• _Prompt_
The entries below should be transcribed in their entirety, exactly as written.

• _Dataset records_

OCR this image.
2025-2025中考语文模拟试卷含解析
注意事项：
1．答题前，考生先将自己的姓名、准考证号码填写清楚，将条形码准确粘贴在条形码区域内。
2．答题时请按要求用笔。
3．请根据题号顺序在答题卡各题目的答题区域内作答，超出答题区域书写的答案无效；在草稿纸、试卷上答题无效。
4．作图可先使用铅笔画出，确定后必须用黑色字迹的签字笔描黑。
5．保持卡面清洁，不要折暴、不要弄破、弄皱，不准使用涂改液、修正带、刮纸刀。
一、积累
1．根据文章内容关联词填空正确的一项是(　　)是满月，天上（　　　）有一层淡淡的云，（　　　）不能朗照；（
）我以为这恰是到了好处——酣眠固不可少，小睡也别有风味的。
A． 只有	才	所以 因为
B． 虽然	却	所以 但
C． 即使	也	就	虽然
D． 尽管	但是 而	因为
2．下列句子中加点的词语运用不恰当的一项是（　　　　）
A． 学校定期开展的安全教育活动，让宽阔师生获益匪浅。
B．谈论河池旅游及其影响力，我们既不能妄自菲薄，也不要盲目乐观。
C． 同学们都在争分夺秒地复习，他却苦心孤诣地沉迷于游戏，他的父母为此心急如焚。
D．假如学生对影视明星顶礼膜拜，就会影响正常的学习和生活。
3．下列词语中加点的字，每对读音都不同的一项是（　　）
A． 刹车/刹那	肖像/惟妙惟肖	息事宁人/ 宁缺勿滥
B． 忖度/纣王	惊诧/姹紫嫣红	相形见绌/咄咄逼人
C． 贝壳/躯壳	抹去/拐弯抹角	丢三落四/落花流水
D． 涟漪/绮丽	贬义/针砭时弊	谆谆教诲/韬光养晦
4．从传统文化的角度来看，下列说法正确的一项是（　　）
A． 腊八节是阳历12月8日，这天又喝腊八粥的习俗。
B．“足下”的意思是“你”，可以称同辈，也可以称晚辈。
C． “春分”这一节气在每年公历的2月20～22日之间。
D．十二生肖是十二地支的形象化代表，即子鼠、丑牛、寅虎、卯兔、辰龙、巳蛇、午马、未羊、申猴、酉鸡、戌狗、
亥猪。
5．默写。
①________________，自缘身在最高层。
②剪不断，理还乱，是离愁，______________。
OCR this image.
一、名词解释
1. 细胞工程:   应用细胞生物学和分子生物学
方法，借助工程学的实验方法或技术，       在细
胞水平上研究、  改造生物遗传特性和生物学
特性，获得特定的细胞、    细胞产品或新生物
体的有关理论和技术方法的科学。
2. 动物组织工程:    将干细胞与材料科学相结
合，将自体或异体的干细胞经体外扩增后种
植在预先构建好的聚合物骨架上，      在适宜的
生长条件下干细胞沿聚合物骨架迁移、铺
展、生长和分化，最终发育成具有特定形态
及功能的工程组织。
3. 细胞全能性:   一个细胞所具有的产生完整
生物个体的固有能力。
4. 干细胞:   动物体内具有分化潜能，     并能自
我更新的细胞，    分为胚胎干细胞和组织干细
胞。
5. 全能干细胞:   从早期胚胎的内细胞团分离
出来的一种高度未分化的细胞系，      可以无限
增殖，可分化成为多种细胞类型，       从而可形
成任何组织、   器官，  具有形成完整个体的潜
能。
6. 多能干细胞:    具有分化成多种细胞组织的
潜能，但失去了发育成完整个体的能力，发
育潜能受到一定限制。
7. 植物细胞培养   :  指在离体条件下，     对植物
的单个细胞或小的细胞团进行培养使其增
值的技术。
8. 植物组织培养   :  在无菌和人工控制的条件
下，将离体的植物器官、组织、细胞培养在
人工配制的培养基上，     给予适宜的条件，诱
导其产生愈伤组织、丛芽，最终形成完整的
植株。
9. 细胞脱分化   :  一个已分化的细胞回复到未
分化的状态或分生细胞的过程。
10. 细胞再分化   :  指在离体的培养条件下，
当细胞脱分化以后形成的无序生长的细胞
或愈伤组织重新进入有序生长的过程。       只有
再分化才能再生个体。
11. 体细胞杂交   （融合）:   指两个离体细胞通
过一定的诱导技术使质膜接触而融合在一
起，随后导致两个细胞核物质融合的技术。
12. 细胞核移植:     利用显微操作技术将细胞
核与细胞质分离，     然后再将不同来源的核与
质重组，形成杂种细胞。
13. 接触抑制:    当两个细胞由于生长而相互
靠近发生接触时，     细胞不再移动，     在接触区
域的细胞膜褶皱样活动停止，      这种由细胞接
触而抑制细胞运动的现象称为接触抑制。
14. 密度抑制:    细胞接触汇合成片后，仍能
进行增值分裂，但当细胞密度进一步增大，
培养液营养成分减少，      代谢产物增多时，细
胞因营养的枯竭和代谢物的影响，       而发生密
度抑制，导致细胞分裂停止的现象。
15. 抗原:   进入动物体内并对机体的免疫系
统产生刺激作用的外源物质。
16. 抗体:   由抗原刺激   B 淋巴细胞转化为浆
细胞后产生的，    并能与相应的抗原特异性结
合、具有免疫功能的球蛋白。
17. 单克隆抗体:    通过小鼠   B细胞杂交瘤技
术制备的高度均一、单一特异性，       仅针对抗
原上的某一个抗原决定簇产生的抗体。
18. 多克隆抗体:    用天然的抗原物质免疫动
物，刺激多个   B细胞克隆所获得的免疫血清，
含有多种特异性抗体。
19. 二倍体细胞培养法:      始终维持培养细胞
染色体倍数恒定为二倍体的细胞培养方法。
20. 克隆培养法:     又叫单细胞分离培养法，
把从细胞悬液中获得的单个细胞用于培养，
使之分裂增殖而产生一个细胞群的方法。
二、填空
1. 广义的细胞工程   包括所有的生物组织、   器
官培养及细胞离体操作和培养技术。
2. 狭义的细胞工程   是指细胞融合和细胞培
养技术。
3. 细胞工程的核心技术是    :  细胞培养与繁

• _Complete output_
OCR this image.
2025-2025中考语文模拟试卷含解析
注意事项：
1．答题前，考生先将自己的姓名、准考证号码填写清楚，将条形码准确粘贴在条形码区域内。
2．答题时请按要求用笔。
3．请根据题号顺序在答题卡各题目的答题区域内作答，超出答题区域书写的答案无效；在草稿纸、试卷上答题无效。
4．作图可先使用铅笔画出，确定后必须用黑色字迹的签字笔描黑。
5．保持卡面清洁，不要折暴、不要弄破、弄皱，不准使用涂改液、修正带、刮纸刀。
一、积累
1．根据文章内容关联词填空正确的一项是(　　)是满月，天上（　　　）有一层淡淡的云，（　　　）不能朗照；（
）我以为这恰是到了好处——酣眠固不可少，小睡也别有风味的。
A． 只有	才	所以 因为
B． 虽然	却	所以 但
C． 即使	也	就	虽然
D． 尽管	但是 而	因为
2．下列句子中加点的词语运用不恰当的一项是（　　　　）
A． 学校定期开展的安全教育活动，让宽阔师生获益匪浅。
B．谈论河池旅游及其影响力，我们既不能妄自菲薄，也不要盲目乐观。
C． 同学们都在争分夺秒地复习，他却苦心孤诣地沉迷于游戏，他的父母为此心急如焚。
D．假如学生对影视明星顶礼膜拜，就会影响正常的学习和生活。
3．下列词语中加点的字，每对读音都不同的一项是（　　）
A． 刹车/刹那	肖像/惟妙惟肖	息事宁人/ 宁缺勿滥
B． 忖度/纣王	惊诧/姹紫嫣红	相形见绌/咄咄逼人
C． 贝壳/躯壳	抹去/拐弯抹角	丢三落四/落花流水
D． 涟漪/绮丽	贬义/针砭时弊	谆谆教诲/韬光养晦
4．从传统文化的角度来看，下列说法正确的一项是（　　）
A． 腊八节是阳历12月8日，这天又喝腊八粥的习俗。
B．“足下”的意思是“你”，可以称同辈，也可以称晚辈。
C． “春分”这一节气在每年公历的2月20～22日之间。
D．十二生肖是十二地支的形象化代表，即子鼠、丑牛、寅虎、卯兔、辰龙、巳蛇、午马、未羊、申猴、酉鸡、戌狗、
亥猪。
5．默写。
①________________，自缘身在最高层。
②剪不断，理还乱，是离愁，______________。
OCR this image.
一、名词解释
1. 细胞工程:   应用细胞生物学和分子生物学
方法，借助工程学的实验方法或技术，       在细
胞水平上研究、  改造生物遗传特性和生物学
特性，获得特定的细胞、    细胞产品或新生物
体的有关理论和技术方法的科学。
2. 动物组织工程:    将干细胞与材料科学相结
合，将自体或异体的干细胞经体外扩增后种
植在预先构建好的聚合物骨架上，      在适宜的
生长条件下干细胞沿聚合物骨架迁移、铺
展、生长和分化，最终发育成具有特定形态
及功能的工程组织。
3. 细胞全能性:   一个细胞所具有的产生完整
生物个体的固有能力。
4. 干细胞:   动物体内具有分化潜能，     并能自
我更新的细胞，    分为胚胎干细胞和组织干细
胞。
5. 全能干细胞:   从早期胚胎的内细胞团分离
出来的一种高度未分化的细胞系，      可以无限
增殖，可分化成为多种细胞类型，       从而可形
成任何组织、   器官，  具有形成完整个体的潜
能。
6. 多能干细胞:    具有分化成多种细胞组织的
潜能，但失去了发育成完整个体的能力，发
育潜能受到一定限制。
7. 植物细胞培养   :  指在离体条件下，     对植物
的单个细胞或小的细胞团进行培养使其增
值的技术。
8. 植物组织培养   :  在无菌和人工控制的条件
下，将离体的植物器官、组织、细胞培养在
人工配制的培养基上，     给予适宜的条件，诱
导其产生愈伤组织、丛芽，最终形成完整的
植株。
9. 细胞脱分化   :  一个已分化的细胞回复到未
分化的状态或分生细胞的过程。
10. 细胞再分化   :  指在离体的培养条件下，
当细胞脱分化以后形成的无序生长的细胞
或愈伤组织重新进入有序生长的过程。       只有
再分化才能再生个体。
11. 体细胞杂交   （融合）:   指两个离体细胞通
过一定的诱导技术使质膜接触而融合在一
起，随后导致两个细胞核物质融合的技术。
12. 细胞核移植:     利用显微操作技术将细胞
核与细胞质分离，     然后再将不同来源的核与
质重组，形成杂种细胞。
13. 接触抑制:    当两个细胞由于生长而相互
靠近发生接触时，     细胞不再移动，     在接触区
域的细胞膜褶皱样活动停止，      这种由细胞接
触而抑制细胞运动的现象称为接触抑制。
14. 密度抑制:    细胞接触汇合成片后，仍能
进行增值分裂，但当细胞密度进一步增大，
培养液营养成分减少，      代谢产物增多时，细
胞因营养的枯竭和代谢物的影响，       而发生密
度抑制，导致细胞分裂停止的现象。
15. 抗原:   进入动物体内并对机体的免疫系
统产生刺激作用的外源物质。
16. 抗体:   由抗原刺激   B 淋巴细胞转化为浆
细胞后产生的，    并能与相应的抗原特异性结
合、具有免疫功能的球蛋白。
17. 单克隆抗体:    通过小鼠   B细胞杂交瘤技
术制备的高度均一、单一特异性，       仅针对抗
原上的某一个抗原决定簇产生的抗体。
18. 多克隆抗体:    用天然的抗原物质免疫动
物，刺激多个   B细胞克隆所获得的免疫血清，
含有多种特异性抗体。
19. 二倍体细胞培养法:      始终维持培养细胞
染色体倍数恒定为二倍体的细胞培养方法。
20. 克隆培养法:     又叫单细胞分离培养法，
把从细胞悬液中获得的单个细胞用于培养，
使之分裂增殖而产生一个细胞群的方法。
二、填空
1. 广义的细胞工程   包括所有的生物组织、   器
官培养及细胞离体操作和培养技术。
2. 狭义的细胞工程   是指细胞融合和细胞培
养技术。
3. 细胞工程的核心技术是    :  细胞培养与繁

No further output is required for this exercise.